[Given request]
Output the data exactly, with every line intact.
▼
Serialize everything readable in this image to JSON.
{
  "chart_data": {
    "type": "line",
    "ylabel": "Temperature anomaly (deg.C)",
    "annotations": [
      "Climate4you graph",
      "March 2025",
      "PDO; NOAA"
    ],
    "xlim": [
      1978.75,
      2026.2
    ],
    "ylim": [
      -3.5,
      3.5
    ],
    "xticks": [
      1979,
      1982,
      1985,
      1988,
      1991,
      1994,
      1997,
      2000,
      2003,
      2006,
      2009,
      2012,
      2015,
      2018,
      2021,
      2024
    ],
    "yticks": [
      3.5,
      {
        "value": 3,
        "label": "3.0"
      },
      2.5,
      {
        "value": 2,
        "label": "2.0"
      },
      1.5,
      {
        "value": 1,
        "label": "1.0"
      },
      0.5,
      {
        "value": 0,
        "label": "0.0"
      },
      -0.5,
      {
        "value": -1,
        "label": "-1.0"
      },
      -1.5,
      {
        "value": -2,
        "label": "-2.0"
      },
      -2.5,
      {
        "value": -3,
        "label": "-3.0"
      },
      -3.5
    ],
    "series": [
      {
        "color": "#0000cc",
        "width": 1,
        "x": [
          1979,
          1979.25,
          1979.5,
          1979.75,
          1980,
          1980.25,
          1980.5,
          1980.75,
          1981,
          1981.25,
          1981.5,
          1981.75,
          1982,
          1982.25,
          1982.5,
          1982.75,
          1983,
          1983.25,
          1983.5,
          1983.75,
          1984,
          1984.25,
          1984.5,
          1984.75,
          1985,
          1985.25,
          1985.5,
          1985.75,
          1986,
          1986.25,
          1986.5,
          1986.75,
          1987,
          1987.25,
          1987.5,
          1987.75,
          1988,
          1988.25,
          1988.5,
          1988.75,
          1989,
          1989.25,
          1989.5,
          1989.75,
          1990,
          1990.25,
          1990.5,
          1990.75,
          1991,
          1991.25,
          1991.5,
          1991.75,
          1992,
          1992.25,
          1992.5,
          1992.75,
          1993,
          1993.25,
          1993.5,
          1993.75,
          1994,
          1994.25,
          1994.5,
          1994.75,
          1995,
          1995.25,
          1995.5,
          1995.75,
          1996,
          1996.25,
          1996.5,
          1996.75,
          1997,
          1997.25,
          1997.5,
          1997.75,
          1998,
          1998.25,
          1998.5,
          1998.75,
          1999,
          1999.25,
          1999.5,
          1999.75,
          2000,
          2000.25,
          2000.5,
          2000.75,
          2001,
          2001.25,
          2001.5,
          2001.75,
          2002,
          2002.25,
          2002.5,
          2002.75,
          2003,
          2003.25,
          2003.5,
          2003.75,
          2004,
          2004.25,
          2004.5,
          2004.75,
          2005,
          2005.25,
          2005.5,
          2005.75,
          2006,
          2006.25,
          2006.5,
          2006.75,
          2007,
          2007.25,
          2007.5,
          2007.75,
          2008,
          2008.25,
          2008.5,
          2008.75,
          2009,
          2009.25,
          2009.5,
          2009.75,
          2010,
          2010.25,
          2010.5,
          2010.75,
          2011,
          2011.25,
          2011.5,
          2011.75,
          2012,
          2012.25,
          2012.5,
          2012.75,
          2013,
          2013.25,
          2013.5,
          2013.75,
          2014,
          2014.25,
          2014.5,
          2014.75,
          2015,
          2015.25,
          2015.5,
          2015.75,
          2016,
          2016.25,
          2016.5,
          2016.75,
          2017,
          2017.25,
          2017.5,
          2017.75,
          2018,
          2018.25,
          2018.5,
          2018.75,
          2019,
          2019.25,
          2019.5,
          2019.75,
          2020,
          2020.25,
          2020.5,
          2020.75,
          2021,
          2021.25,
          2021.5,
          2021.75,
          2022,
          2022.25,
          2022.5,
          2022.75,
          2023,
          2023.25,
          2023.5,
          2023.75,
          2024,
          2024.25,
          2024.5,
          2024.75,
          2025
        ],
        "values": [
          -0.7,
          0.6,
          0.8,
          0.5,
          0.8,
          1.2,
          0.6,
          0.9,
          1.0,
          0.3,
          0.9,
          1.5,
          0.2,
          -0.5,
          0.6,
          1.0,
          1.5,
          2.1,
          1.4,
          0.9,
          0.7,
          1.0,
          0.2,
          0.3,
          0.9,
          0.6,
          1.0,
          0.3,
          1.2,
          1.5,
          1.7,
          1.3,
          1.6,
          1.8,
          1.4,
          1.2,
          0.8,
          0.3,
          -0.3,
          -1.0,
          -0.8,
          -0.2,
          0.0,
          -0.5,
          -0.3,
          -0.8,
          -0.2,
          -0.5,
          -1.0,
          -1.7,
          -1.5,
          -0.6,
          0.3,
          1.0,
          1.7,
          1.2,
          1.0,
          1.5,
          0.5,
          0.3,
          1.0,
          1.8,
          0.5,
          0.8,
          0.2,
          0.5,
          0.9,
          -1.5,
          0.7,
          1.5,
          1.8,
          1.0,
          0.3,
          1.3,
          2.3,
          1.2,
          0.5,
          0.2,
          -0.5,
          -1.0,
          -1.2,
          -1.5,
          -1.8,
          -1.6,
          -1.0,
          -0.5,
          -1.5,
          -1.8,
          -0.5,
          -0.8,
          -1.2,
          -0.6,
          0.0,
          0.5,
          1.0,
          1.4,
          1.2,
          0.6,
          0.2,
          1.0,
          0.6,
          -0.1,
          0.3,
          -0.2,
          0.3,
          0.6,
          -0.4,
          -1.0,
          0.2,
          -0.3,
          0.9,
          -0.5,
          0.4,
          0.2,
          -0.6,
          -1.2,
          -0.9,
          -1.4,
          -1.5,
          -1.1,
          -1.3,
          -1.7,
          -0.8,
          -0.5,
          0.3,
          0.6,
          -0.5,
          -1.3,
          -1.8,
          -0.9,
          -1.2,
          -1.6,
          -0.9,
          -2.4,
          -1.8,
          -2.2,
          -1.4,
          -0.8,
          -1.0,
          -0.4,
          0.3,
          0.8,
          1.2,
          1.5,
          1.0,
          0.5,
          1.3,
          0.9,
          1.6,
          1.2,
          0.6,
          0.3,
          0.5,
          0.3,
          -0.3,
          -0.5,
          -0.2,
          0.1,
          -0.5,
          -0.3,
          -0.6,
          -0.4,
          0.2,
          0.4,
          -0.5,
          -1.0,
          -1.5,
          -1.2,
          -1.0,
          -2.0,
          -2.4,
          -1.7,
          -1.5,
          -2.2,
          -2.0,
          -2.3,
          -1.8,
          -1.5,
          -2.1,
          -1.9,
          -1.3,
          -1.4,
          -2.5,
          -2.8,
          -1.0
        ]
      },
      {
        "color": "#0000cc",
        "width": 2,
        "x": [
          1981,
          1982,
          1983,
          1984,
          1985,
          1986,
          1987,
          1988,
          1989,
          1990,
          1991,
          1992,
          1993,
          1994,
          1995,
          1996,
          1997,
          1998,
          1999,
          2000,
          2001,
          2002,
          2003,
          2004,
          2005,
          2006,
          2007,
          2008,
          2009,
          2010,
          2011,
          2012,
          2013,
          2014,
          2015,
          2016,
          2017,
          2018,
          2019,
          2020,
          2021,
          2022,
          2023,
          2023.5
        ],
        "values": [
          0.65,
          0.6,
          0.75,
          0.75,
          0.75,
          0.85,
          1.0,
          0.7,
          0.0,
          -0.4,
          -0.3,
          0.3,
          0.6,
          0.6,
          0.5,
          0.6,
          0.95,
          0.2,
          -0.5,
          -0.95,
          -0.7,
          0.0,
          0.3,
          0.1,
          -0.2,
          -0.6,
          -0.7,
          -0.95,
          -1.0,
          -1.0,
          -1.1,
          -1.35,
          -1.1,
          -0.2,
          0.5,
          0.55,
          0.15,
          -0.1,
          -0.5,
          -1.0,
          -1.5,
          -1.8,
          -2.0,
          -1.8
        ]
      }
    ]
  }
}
▲
[Answer to the task]
Serialize everything readable in this image to JSON.
{
  "chart_data": {
    "type": "line",
    "ylabel": "Temperature anomaly (deg.C)",
    "annotations": [
      "Climate4you graph",
      "March 2025",
      "PDO; NOAA"
    ],
    "xlim": [
      1978.75,
      2026.2
    ],
    "ylim": [
      -3.5,
      3.5
    ],
    "xticks": [
      1979,
      1982,
      1985,
      1988,
      1991,
      1994,
      1997,
      2000,
      2003,
      2006,
      2009,
      2012,
      2015,
      2018,
      2021,
      2024
    ],
    "yticks": [
      3.5,
      {
        "value": 3,
        "label": "3.0"
      },
      2.5,
      {
        "value": 2,
        "label": "2.0"
      },
      1.5,
      {
        "value": 1,
        "label": "1.0"
      },
      0.5,
      {
        "value": 0,
        "label": "0.0"
      },
      -0.5,
      {
        "value": -1,
        "label": "-1.0"
      },
      -1.5,
      {
        "value": -2,
        "label": "-2.0"
      },
      -2.5,
      {
        "value": -3,
        "label": "-3.0"
      },
      -3.5
    ],
    "series": [
      {
        "color": "#0000cc",
        "width": 1,
        "x": [
          1979,
          1979.25,
          1979.5,
          1979.75,
          1980,
          1980.25,
          1980.5,
          1980.75,
          1981,
          1981.25,
          1981.5,
          1981.75,
          1982,
          1982.25,
          1982.5,
          1982.75,
          1983,
          1983.25,
          1983.5,
          1983.75,
          1984,
          1984.25,
          1984.5,
          1984.75,
          1985,
          1985.25,
          1985.5,
          1985.75,
          1986,
          1986.25,
          1986.5,
          1986.75,
          1987,
          1987.25,
          1987.5,
          1987.75,
          1988,
          1988.25,
          1988.5,
          1988.75,
          1989,
          1989.25,
          1989.5,
          1989.75,
          1990,
          1990.25,
          1990.5,
          1990.75,
          1991,
          1991.25,
          1991.5,
          1991.75,
          1992,
          1992.25,
          1992.5,
          1992.75,
          1993,
          1993.25,
          1993.5,
          1993.75,
          1994,
          1994.25,
          1994.5,
          1994.75,
          1995,
          1995.25,
          1995.5,
          1995.75,
          1996,
          1996.25,
          1996.5,
          1996.75,
          1997,
          1997.25,
          1997.5,
          1997.75,
          1998,
          1998.25,
          1998.5,
          1998.75,
          1999,
          1999.25,
          1999.5,
          1999.75,
          2000,
          2000.25,
          2000.5,
          2000.75,
          2001,
          2001.25,
          2001.5,
          2001.75,
          2002,
          2002.25,
          2002.5,
          2002.75,
          2003,
          2003.25,
          2003.5,
          2003.75,
          2004,
          2004.25,
          2004.5,
          2004.75,
          2005,
          2005.25,
          2005.5,
          2005.75,
          2006,
          2006.25,
          2006.5,
          2006.75,
          2007,
          2007.25,
          2007.5,
          2007.75,
          2008,
          2008.25,
          2008.5,
          2008.75,
          2009,
          2009.25,
          2009.5,
          2009.75,
          2010,
          2010.25,
          2010.5,
          2010.75,
          2011,
          2011.25,
          2011.5,
          2011.75,
          2012,
          2012.25,
          2012.5,
          2012.75,
          2013,
          2013.25,
          2013.5,
          2013.75,
          2014,
          2014.25,
          2014.5,
          2014.75,
          2015,
          2015.25,
          2015.5,
          2015.75,
          2016,
          2016.25,
          2016.5,
          2016.75,
          2017,
          2017.25,
          2017.5,
          2017.75,
          2018,
          2018.25,
          2018.5,
          2018.75,
          2019,
          2019.25,
          2019.5,
          2019.75,
          2020,
          2020.25,
          2020.5,
          2020.75,
          2021,
          2021.25,
          2021.5,
          2021.75,
          2022,
          2022.25,
          2022.5,
          2022.75,
          2023,
          2023.25,
          2023.5,
          2023.75,
          2024,
          2024.25,
          2024.5,
          2024.75,
          2025
        ],
        "values": [
          -0.7,
          0.6,
          0.8,
          0.5,
          0.8,
          1.2,
          0.6,
          0.9,
          1.0,
          0.3,
          0.9,
          1.5,
          0.2,
          -0.5,
          0.6,
          1.0,
          1.5,
          2.1,
          1.4,
          0.9,
          0.7,
          1.0,
          0.2,
          0.3,
          0.9,
          0.6,
          1.0,
          0.3,
          1.2,
          1.5,
          1.7,
          1.3,
          1.6,
          1.8,
          1.4,
          1.2,
          0.8,
          0.3,
          -0.3,
          -1.0,
          -0.8,
          -0.2,
          0.0,
          -0.5,
          -0.3,
          -0.8,
          -0.2,
          -0.5,
          -1.0,
          -1.7,
          -1.5,
          -0.6,
          0.3,
          1.0,
          1.7,
          1.2,
          1.0,
          1.5,
          0.5,
          0.3,
          1.0,
          1.8,
          0.5,
          0.8,
          0.2,
          0.5,
          0.9,
          -1.5,
          0.7,
          1.5,
          1.8,
          1.0,
          0.3,
          1.3,
          2.3,
          1.2,
          0.5,
          0.2,
          -0.5,
          -1.0,
          -1.2,
          -1.5,
          -1.8,
          -1.6,
          -1.0,
          -0.5,
          -1.5,
          -1.8,
          -0.5,
          -0.8,
          -1.2,
          -0.6,
          0.0,
          0.5,
          1.0,
          1.4,
          1.2,
          0.6,
          0.2,
          1.0,
          0.6,
          -0.1,
          0.3,
          -0.2,
          0.3,
          0.6,
          -0.4,
          -1.0,
          0.2,
          -0.3,
          0.9,
          -0.5,
          0.4,
          0.2,
          -0.6,
          -1.2,
          -0.9,
          -1.4,
          -1.5,
          -1.1,
          -1.3,
          -1.7,
          -0.8,
          -0.5,
          0.3,
          0.6,
          -0.5,
          -1.3,
          -1.8,
          -0.9,
          -1.2,
          -1.6,
          -0.9,
          -2.4,
          -1.8,
          -2.2,
          -1.4,
          -0.8,
          -1.0,
          -0.4,
          0.3,
          0.8,
          1.2,
          1.5,
          1.0,
          0.5,
          1.3,
          0.9,
          1.6,
          1.2,
          0.6,
          0.3,
          0.5,
          0.3,
          -0.3,
          -0.5,
          -0.2,
          0.1,
          -0.5,
          -0.3,
          -0.6,
          -0.4,
          0.2,
          0.4,
          -0.5,
          -1.0,
          -1.5,
          -1.2,
          -1.0,
          -2.0,
          -2.4,
          -1.7,
          -1.5,
          -2.2,
          -2.0,
          -2.3,
          -1.8,
          -1.5,
          -2.1,
          -1.9,
          -1.3,
          -1.4,
          -2.5,
          -2.8,
          -1.0
        ]
      },
      {
        "color": "#0000cc",
        "width": 2,
        "x": [
          1981,
          1982,
          1983,
          1984,
          1985,
          1986,
          1987,
          1988,
          1989,
          1990,
          1991,
          1992,
          1993,
          1994,
          1995,
          1996,
          1997,
          1998,
          1999,
          2000,
          2001,
          2002,
          2003,
          2004,
          2005,
          2006,
          2007,
          2008,
          2009,
          2010,
          2011,
          2012,
          2013,
          2014,
          2015,
          2016,
          2017,
          2018,
          2019,
          2020,
          2021,
          2022,
          2023,
          2023.5
        ],
        "values": [
          0.65,
          0.6,
          0.75,
          0.75,
          0.75,
          0.85,
          1.0,
          0.7,
          0.0,
          -0.4,
          -0.3,
          0.3,
          0.6,
          0.6,
          0.5,
          0.6,
          0.95,
          0.2,
          -0.5,
          -0.95,
          -0.7,
          0.0,
          0.3,
          0.1,
          -0.2,
          -0.6,
          -0.7,
          -0.95,
          -1.0,
          -1.0,
          -1.1,
          -1.35,
          -1.1,
          -0.2,
          0.5,
          0.55,
          0.15,
          -0.1,
          -0.5,
          -1.0,
          -1.5,
          -1.8,
          -2.0,
          -1.8
        ]
      }
    ]
  }
}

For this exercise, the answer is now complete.